- [THE EXERCISE]
Copy out all lines that hold "this".

- [THE RECORDS]

========================

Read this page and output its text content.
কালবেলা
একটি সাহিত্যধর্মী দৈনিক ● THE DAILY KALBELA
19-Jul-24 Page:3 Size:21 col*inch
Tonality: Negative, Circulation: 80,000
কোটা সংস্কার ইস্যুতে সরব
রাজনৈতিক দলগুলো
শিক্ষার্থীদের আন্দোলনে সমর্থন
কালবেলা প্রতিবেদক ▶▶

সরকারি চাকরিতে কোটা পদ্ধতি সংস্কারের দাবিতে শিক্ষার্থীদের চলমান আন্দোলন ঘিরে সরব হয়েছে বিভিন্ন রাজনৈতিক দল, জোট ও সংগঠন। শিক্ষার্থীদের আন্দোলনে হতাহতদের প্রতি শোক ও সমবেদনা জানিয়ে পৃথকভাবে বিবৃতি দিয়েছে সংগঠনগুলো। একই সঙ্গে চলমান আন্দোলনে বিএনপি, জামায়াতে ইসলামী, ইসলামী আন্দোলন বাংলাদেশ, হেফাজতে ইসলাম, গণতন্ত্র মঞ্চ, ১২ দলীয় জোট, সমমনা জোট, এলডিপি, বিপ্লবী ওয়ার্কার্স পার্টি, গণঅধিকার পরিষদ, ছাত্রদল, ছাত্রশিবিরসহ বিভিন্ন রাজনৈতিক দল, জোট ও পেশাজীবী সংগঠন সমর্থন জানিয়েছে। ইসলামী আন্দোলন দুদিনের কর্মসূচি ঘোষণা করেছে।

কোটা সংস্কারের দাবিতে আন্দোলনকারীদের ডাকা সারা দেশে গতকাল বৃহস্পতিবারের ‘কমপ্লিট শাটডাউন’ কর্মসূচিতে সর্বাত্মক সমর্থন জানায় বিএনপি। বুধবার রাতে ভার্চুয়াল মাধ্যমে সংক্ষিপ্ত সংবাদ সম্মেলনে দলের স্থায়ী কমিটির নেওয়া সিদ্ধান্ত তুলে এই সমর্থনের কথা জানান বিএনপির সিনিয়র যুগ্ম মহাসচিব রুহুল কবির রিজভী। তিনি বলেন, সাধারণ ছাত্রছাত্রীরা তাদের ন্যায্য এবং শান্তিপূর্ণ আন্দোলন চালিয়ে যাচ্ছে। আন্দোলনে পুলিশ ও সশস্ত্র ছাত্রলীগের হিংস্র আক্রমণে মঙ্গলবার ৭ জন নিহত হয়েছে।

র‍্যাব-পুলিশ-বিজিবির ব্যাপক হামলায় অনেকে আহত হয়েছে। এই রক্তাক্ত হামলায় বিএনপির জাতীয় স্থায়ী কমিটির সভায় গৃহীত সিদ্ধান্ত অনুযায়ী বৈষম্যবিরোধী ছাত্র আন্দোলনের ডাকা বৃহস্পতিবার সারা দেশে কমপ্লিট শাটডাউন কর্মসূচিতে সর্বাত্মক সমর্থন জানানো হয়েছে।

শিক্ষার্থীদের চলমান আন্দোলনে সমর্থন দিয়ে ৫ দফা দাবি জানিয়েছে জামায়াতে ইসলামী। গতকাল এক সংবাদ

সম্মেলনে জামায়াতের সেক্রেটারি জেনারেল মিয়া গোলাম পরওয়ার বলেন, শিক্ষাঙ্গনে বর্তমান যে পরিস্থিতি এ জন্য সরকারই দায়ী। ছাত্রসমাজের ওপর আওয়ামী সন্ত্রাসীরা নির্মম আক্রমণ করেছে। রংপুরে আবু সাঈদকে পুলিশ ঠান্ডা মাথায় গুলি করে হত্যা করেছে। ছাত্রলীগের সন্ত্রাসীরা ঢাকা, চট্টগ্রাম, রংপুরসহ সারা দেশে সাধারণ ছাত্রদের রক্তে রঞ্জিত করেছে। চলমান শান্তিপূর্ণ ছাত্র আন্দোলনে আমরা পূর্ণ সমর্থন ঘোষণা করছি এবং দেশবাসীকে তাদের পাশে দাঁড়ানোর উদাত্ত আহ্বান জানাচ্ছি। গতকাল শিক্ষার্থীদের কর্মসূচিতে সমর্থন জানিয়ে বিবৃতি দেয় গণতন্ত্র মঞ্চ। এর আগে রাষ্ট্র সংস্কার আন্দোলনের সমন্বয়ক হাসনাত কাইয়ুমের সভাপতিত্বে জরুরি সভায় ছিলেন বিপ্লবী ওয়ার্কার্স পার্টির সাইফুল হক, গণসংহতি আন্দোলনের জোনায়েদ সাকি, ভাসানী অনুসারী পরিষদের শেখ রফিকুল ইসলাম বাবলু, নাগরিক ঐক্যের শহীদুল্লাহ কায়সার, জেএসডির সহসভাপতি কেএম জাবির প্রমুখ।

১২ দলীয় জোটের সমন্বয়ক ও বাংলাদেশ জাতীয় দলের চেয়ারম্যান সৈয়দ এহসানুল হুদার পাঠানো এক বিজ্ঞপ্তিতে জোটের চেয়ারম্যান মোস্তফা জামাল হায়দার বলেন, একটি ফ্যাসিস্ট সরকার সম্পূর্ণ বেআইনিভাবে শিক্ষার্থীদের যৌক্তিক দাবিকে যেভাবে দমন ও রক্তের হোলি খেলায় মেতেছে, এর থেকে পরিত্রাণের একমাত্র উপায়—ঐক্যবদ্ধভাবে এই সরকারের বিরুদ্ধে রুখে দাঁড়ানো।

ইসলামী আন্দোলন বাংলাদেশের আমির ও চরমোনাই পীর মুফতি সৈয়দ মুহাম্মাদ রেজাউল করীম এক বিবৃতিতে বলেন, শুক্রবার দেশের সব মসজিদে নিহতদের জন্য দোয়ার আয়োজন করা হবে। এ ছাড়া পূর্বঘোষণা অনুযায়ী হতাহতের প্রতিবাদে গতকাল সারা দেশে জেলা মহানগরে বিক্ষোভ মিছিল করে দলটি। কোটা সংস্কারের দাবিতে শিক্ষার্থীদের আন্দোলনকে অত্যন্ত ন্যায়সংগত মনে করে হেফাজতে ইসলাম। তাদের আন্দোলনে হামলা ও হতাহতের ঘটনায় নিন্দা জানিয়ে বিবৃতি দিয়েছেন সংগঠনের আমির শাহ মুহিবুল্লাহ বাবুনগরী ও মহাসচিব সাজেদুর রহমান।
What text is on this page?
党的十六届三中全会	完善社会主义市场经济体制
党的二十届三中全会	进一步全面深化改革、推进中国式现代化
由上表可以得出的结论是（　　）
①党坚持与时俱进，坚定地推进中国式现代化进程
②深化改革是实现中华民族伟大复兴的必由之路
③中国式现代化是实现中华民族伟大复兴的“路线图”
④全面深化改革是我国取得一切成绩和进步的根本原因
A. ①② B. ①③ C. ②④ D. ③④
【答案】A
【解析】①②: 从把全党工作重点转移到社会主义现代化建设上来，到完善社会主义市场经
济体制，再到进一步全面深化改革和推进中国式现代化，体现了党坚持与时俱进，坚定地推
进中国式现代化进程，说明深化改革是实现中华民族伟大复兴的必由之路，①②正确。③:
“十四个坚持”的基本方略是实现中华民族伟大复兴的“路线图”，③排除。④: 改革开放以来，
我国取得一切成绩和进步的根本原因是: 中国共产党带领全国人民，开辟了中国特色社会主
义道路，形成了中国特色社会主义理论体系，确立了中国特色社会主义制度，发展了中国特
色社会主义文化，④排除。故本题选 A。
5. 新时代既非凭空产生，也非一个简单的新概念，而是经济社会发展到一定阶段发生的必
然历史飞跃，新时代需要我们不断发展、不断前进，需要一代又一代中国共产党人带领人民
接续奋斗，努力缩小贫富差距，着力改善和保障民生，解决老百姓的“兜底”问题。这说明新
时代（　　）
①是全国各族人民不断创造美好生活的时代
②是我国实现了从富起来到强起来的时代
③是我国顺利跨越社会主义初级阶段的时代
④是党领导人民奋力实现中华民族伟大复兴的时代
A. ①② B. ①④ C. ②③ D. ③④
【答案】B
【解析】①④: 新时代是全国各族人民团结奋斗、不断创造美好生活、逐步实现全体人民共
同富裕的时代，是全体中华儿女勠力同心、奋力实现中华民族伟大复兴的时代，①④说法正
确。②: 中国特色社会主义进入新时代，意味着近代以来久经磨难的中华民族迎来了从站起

========================

- [COMPLETE ANSWER]
Read this page and output its text content.
What text is on this page?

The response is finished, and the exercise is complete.